(Instruction):
Show each line that has the string "challenges" in it.

★ ★ ★

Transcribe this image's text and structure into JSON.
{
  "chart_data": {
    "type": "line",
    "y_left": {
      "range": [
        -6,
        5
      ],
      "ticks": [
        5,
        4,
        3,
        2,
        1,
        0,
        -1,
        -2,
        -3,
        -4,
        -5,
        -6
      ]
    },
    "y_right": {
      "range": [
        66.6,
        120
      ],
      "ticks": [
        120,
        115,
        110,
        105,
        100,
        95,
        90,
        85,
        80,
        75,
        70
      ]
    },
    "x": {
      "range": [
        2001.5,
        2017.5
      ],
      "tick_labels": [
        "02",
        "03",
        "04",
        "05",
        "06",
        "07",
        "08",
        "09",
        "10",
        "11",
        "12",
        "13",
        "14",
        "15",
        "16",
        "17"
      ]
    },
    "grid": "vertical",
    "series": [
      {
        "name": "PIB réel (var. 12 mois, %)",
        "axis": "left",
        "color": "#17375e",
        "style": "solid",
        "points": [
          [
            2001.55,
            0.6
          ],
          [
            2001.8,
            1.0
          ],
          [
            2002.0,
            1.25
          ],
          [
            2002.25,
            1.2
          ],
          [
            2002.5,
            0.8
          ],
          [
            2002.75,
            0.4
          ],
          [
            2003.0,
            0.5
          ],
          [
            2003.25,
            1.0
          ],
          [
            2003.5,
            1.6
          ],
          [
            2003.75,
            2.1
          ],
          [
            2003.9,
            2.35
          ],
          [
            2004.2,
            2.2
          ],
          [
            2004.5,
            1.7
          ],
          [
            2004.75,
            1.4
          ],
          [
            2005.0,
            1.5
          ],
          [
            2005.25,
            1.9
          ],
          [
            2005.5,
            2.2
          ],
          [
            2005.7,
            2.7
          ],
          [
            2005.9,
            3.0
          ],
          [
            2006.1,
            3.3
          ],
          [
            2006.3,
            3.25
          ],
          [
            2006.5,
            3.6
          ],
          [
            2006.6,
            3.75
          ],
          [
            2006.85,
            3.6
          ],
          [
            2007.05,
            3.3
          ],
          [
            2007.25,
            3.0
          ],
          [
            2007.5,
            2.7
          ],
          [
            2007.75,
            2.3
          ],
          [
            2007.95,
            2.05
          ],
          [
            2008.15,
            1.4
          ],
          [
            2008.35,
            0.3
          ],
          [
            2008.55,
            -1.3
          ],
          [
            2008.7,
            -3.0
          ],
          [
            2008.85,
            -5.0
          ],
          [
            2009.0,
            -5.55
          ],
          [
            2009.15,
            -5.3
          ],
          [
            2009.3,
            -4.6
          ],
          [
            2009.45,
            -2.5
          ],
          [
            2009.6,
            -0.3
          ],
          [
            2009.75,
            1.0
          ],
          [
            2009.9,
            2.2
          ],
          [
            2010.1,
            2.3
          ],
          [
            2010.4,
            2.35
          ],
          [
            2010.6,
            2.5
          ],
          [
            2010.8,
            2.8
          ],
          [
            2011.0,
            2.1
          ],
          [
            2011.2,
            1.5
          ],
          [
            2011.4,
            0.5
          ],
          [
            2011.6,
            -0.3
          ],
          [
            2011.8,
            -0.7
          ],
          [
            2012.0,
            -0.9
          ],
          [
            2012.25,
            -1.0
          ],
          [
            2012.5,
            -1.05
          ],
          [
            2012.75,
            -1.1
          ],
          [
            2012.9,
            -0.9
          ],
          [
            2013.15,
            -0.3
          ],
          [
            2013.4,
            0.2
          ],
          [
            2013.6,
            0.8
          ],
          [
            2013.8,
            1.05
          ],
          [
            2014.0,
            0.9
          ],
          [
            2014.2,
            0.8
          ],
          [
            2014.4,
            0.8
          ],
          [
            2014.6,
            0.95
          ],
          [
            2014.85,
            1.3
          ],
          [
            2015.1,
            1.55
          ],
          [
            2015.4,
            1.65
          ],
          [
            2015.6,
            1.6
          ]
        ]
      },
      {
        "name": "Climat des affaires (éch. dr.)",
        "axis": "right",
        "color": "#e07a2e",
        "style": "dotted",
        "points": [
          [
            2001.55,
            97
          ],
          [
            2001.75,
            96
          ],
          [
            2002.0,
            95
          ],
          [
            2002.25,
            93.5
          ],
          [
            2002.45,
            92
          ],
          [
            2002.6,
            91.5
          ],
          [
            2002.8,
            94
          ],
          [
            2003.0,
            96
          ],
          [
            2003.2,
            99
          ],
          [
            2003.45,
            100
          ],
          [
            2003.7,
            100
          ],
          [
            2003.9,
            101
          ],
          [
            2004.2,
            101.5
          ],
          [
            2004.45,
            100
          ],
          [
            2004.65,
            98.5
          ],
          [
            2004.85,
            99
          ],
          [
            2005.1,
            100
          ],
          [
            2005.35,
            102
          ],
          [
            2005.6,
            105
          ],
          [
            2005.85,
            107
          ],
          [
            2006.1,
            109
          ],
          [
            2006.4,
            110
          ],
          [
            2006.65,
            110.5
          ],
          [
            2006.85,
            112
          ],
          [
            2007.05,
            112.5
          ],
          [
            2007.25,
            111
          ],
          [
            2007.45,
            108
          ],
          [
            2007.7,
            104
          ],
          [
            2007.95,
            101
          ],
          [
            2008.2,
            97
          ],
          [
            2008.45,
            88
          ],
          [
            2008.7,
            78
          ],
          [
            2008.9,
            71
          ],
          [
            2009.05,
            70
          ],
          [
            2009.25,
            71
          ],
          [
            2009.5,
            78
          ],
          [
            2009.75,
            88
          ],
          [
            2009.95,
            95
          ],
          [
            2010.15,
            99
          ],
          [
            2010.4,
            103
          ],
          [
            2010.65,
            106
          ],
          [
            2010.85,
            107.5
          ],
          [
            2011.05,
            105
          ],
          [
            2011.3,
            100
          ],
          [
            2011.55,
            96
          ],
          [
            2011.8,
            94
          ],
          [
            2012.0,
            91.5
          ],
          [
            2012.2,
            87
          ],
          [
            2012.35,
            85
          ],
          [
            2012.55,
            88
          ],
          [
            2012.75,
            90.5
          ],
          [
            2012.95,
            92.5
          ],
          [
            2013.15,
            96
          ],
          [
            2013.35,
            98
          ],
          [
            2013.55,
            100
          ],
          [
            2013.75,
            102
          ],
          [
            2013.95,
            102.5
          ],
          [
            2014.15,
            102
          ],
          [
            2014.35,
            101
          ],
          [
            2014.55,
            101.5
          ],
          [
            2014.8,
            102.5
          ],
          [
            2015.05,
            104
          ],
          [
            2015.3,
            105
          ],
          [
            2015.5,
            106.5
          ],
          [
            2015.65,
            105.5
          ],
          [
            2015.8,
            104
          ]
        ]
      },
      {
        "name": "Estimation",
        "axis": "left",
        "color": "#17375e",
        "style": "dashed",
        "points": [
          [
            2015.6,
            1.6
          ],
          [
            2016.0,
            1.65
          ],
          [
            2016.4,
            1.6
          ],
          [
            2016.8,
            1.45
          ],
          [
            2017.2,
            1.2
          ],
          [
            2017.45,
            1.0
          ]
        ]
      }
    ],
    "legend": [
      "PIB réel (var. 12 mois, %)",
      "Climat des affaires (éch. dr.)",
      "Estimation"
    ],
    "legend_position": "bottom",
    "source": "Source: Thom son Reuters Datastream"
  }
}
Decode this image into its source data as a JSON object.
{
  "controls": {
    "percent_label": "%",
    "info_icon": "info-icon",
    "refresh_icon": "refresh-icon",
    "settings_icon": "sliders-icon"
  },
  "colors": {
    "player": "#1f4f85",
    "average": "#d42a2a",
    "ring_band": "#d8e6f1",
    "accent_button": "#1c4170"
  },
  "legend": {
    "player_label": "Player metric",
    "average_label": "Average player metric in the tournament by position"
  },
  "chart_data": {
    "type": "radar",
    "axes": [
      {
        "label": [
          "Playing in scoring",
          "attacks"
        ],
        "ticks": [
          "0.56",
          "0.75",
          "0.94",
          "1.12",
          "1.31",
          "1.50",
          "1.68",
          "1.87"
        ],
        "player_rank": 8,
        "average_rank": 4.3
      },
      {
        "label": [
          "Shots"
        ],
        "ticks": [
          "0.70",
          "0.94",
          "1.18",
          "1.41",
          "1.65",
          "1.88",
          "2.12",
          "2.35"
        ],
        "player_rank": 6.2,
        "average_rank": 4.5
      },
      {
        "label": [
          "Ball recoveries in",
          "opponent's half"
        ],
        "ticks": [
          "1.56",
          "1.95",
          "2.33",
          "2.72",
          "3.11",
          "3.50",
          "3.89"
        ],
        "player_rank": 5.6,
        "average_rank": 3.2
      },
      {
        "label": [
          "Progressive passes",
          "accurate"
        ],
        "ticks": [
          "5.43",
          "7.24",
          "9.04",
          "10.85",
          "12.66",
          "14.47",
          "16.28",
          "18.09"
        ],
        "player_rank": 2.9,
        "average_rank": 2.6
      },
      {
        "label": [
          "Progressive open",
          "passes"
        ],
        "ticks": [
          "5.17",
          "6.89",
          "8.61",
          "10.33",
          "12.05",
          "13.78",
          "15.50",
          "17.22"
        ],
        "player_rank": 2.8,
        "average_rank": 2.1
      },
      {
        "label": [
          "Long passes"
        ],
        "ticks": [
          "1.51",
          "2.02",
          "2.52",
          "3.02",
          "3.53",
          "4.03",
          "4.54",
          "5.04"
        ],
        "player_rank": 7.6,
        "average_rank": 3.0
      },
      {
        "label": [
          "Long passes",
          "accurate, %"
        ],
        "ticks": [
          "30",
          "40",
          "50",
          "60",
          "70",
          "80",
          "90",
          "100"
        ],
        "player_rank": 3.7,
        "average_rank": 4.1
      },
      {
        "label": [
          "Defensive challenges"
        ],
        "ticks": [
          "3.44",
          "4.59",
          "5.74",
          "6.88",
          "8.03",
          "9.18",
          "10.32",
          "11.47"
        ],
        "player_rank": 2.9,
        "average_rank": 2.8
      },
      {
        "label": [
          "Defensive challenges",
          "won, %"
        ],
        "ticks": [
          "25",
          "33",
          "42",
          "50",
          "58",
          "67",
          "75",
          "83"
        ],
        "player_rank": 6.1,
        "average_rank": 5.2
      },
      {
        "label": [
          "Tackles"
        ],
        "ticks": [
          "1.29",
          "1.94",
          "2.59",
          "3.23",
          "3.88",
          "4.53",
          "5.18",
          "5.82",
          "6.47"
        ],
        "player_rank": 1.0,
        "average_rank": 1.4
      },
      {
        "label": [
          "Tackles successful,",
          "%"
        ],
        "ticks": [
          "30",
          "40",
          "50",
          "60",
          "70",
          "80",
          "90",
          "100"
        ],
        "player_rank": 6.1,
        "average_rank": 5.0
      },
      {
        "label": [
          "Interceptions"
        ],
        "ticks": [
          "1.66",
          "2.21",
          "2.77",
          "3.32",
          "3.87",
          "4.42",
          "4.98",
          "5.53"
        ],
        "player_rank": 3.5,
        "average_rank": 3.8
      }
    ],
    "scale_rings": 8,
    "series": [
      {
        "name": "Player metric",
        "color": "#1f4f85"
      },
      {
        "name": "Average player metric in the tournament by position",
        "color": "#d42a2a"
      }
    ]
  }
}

★ ★ ★

(Solution for this problem):
          "Defensive challenges"
          "Defensive challenges",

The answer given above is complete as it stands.